> Written task:
Your task is to repeat the lines below exactly, excluding any pictures they contain.

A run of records
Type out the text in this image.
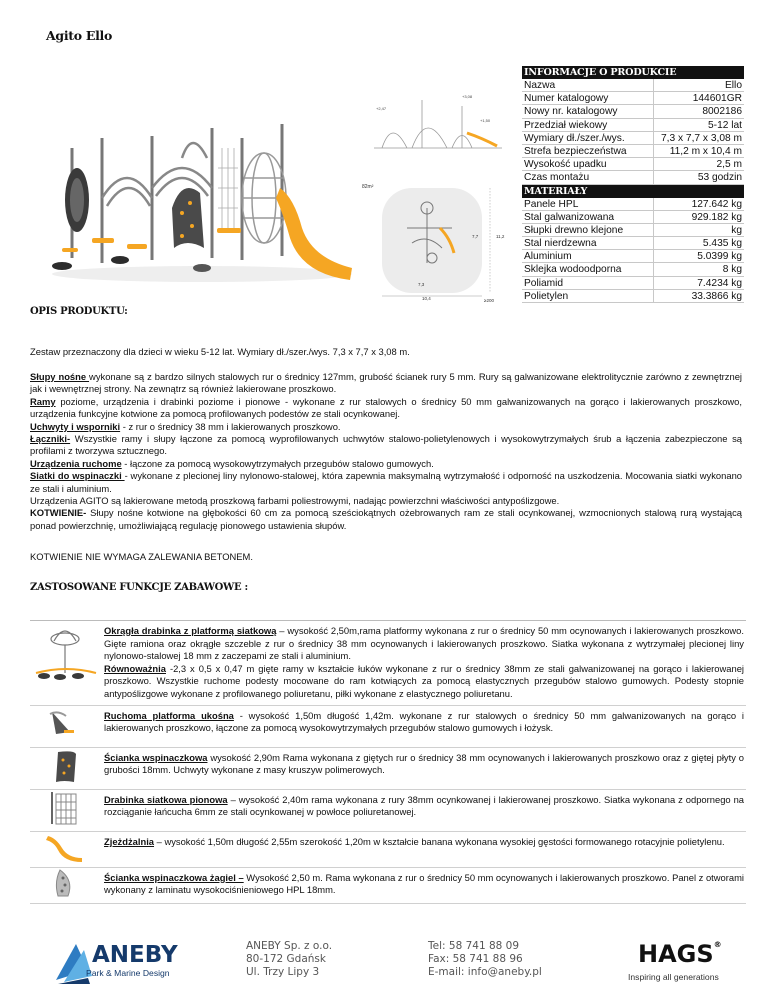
Agito Ello
+2,47
+3,08
+1,50
82m²
7,7	11,2
7,3
10,4	≥200
INFORMACJE O PRODUKCIE
Nazwa	Ello
Numer katalogowy	144601GR
Nowy nr. katalogowy	8002186
Przedział wiekowy	5-12 lat
Wymiary dł./szer./wys.	7,3 x 7,7 x 3,08 m
Strefa bezpieczeństwa	11,2 m x 10,4 m
Wysokość upadku	2,5 m
Czas montażu	53 godzin
MATERIAŁY
Panele HPL	127.642 kg
Stal galwanizowana	929.182 kg
Słupki drewno klejone	kg
Stal nierdzewna	5.435 kg
Aluminium	5.0399 kg
Sklejka wodoodporna	8 kg
Poliamid	7.4234 kg
Polietylen	33.3866 kg
OPIS PRODUKTU:

Zestaw przeznaczony dla dzieci w wieku 5-12 lat. Wymiary dł./szer./wys. 7,3 x 7,7 x 3,08 m.

Słupy nośne wykonane są z bardzo silnych stalowych rur o średnicy 127mm, grubość ścianek rury 5 mm. Rury są galwanizowane elektrolitycznie zarówno z zewnętrznej jak i wewnętrznej strony. Na zewnątrz są również lakierowane proszkowo.

Ramy poziome, urządzenia i drabinki poziome i pionowe - wykonane z rur stalowych o średnicy 50 mm galwanizowanych na gorąco i lakierowanych proszkowo, urządzenia funkcyjne kotwione za pomocą profilowanych podestów ze stali ocynkowanej.

Uchwyty i wsporniki - z rur o średnicy 38 mm i lakierowanych proszkowo.

Łączniki- Wszystkie ramy i słupy łączone za pomocą wyprofilowanych uchwytów stalowo-polietylenowych i wysokowytrzymałych śrub a łączenia zabezpieczone są profilami z tworzywa sztucznego.

Urządzenia ruchome - łączone za pomocą wysokowytrzymałych przegubów stalowo gumowych.

Siatki do wspinaczki - wykonane z plecionej liny nylonowo-stalowej, która zapewnia maksymalną wytrzymałość i odporność na uszkodzenia. Mocowania siatki wykonano ze stali i aluminium.

Urządzenia AGITO są lakierowane metodą proszkową farbami poliestrowymi, nadając powierzchni właściwości antypoślizgowe.

KOTWIENIE- Słupy nośne kotwione na głębokości 60 cm za pomocą sześciokątnych ożebrowanych ram ze stali ocynkowanej, wzmocnionych stalową rurą wystającą ponad powierzchnię, umożliwiającą regulację pionowego ustawienia słupów.

KOTWIENIE NIE WYMAGA ZALEWANIA BETONEM.

ZASTOSOWANE FUNKCJE ZABAWOWE :
Okrągła drabinka z platformą siatkową – wysokość 2,50m,rama platformy wykonana z rur o średnicy 50 mm ocynowanych i lakierowanych proszkowo. Gięte ramiona oraz okrągłe szczeble z rur o średnicy 38 mm ocynowanych i lakierowanych proszkowo. Siatka wykonana z wytrzymałej plecionej liny nylonowo-stalowej 18 mm z zaczepami ze stali i aluminium.
Równoważnia -2,3 x 0,5 x 0,47 m gięte ramy w kształcie łuków wykonane z rur o średnicy 38mm ze stali galwanizowanej na gorąco i lakierowanej proszkowo. Wszystkie ruchome podesty mocowane do ram kotwiących za pomocą elastycznych przegubów stalowo gumowych. Podesty stopnie antypoślizgowe wykonane z profilowanego poliuretanu, piłki wykonane z elastycznego poliuretanu.
Ruchoma platforma ukośna - wysokość 1,50m długość 1,42m. wykonane z rur stalowych o średnicy 50 mm galwanizowanych na gorąco i lakierowanych proszkowo, łączone za pomocą wysokowytrzymałych przegubów stalowo gumowych i łożysk.
Ścianka wspinaczkowa wysokość 2,90m Rama wykonana z giętych rur o średnicy 38 mm ocynowanych i lakierowanych proszkowo oraz z giętej płyty o grubości 18mm. Uchwyty wykonane z masy kruszyw polimerowych.
Drabinka siatkowa pionowa – wysokość 2,40m rama wykonana z rury 38mm ocynkowanej i lakierowanej proszkowo. Siatka wykonana z odpornego na rozciąganie łańcucha 6mm ze stali ocynkowanej w powłoce poliuretanowej.
Zjeżdżalnia – wysokość 1,50m długość 2,55m szerokość 1,20m w kształcie banana wykonana wysokiej gęstości formowanego rotacyjnie polietylenu.
Ścianka wspinaczkowa żagiel – Wysokość 2,50 m. Rama wykonana z rur o średnicy 50 mm ocynowanych i lakierowanych proszkowo. Panel z otworami wykonany z laminatu wysokociśnieniowego HPL 18mm.
ANEBY
Park & Marine Design
ANEBY Sp. z o.o.
80-172 Gdańsk
Ul. Trzy Lipy 3
Tel: 58 741 88 09
Fax: 58 741 88 96
E-mail: info@aneby.pl
HAGS®
Inspiring all generations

> The reply:
Type out the text in this image.
Agito Ello
+2,47
+3,08
+1,50
82m²
7,7	11,2
7,3
10,4	≥200
INFORMACJE O PRODUKCIE
Nazwa	Ello
Numer katalogowy	144601GR
Nowy nr. katalogowy	8002186
Przedział wiekowy	5-12 lat
Wymiary dł./szer./wys.	7,3 x 7,7 x 3,08 m
Strefa bezpieczeństwa	11,2 m x 10,4 m
Wysokość upadku	2,5 m
Czas montażu	53 godzin
MATERIAŁY
Panele HPL	127.642 kg
Stal galwanizowana	929.182 kg
Słupki drewno klejone	kg
Stal nierdzewna	5.435 kg
Aluminium	5.0399 kg
Sklejka wodoodporna	8 kg
Poliamid	7.4234 kg
Polietylen	33.3866 kg
OPIS PRODUKTU:

Zestaw przeznaczony dla dzieci w wieku 5-12 lat. Wymiary dł./szer./wys. 7,3 x 7,7 x 3,08 m.

Słupy nośne wykonane są z bardzo silnych stalowych rur o średnicy 127mm, grubość ścianek rury 5 mm. Rury są galwanizowane elektrolitycznie zarówno z zewnętrznej jak i wewnętrznej strony. Na zewnątrz są również lakierowane proszkowo.

Ramy poziome, urządzenia i drabinki poziome i pionowe - wykonane z rur stalowych o średnicy 50 mm galwanizowanych na gorąco i lakierowanych proszkowo, urządzenia funkcyjne kotwione za pomocą profilowanych podestów ze stali ocynkowanej.

Uchwyty i wsporniki - z rur o średnicy 38 mm i lakierowanych proszkowo.

Łączniki- Wszystkie ramy i słupy łączone za pomocą wyprofilowanych uchwytów stalowo-polietylenowych i wysokowytrzymałych śrub a łączenia zabezpieczone są profilami z tworzywa sztucznego.

Urządzenia ruchome - łączone za pomocą wysokowytrzymałych przegubów stalowo gumowych.

Siatki do wspinaczki - wykonane z plecionej liny nylonowo-stalowej, która zapewnia maksymalną wytrzymałość i odporność na uszkodzenia. Mocowania siatki wykonano ze stali i aluminium.

Urządzenia AGITO są lakierowane metodą proszkową farbami poliestrowymi, nadając powierzchni właściwości antypoślizgowe.

KOTWIENIE- Słupy nośne kotwione na głębokości 60 cm za pomocą sześciokątnych ożebrowanych ram ze stali ocynkowanej, wzmocnionych stalową rurą wystającą ponad powierzchnię, umożliwiającą regulację pionowego ustawienia słupów.

KOTWIENIE NIE WYMAGA ZALEWANIA BETONEM.

ZASTOSOWANE FUNKCJE ZABAWOWE :
Okrągła drabinka z platformą siatkową – wysokość 2,50m,rama platformy wykonana z rur o średnicy 50 mm ocynowanych i lakierowanych proszkowo. Gięte ramiona oraz okrągłe szczeble z rur o średnicy 38 mm ocynowanych i lakierowanych proszkowo. Siatka wykonana z wytrzymałej plecionej liny nylonowo-stalowej 18 mm z zaczepami ze stali i aluminium.
Równoważnia -2,3 x 0,5 x 0,47 m gięte ramy w kształcie łuków wykonane z rur o średnicy 38mm ze stali galwanizowanej na gorąco i lakierowanej proszkowo. Wszystkie ruchome podesty mocowane do ram kotwiących za pomocą elastycznych przegubów stalowo gumowych. Podesty stopnie antypoślizgowe wykonane z profilowanego poliuretanu, piłki wykonane z elastycznego poliuretanu.
Ruchoma platforma ukośna - wysokość 1,50m długość 1,42m. wykonane z rur stalowych o średnicy 50 mm galwanizowanych na gorąco i lakierowanych proszkowo, łączone za pomocą wysokowytrzymałych przegubów stalowo gumowych i łożysk.
Ścianka wspinaczkowa wysokość 2,90m Rama wykonana z giętych rur o średnicy 38 mm ocynowanych i lakierowanych proszkowo oraz z giętej płyty o grubości 18mm. Uchwyty wykonane z masy kruszyw polimerowych.
Drabinka siatkowa pionowa – wysokość 2,40m rama wykonana z rury 38mm ocynkowanej i lakierowanej proszkowo. Siatka wykonana z odpornego na rozciąganie łańcucha 6mm ze stali ocynkowanej w powłoce poliuretanowej.
Zjeżdżalnia – wysokość 1,50m długość 2,55m szerokość 1,20m w kształcie banana wykonana wysokiej gęstości formowanego rotacyjnie polietylenu.
Ścianka wspinaczkowa żagiel – Wysokość 2,50 m. Rama wykonana z rur o średnicy 50 mm ocynowanych i lakierowanych proszkowo. Panel z otworami wykonany z laminatu wysokociśnieniowego HPL 18mm.
ANEBY
Park & Marine Design
ANEBY Sp. z o.o.
80-172 Gdańsk
Ul. Trzy Lipy 3
Tel: 58 741 88 09
Fax: 58 741 88 96
E-mail: info@aneby.pl
HAGS®
Inspiring all generations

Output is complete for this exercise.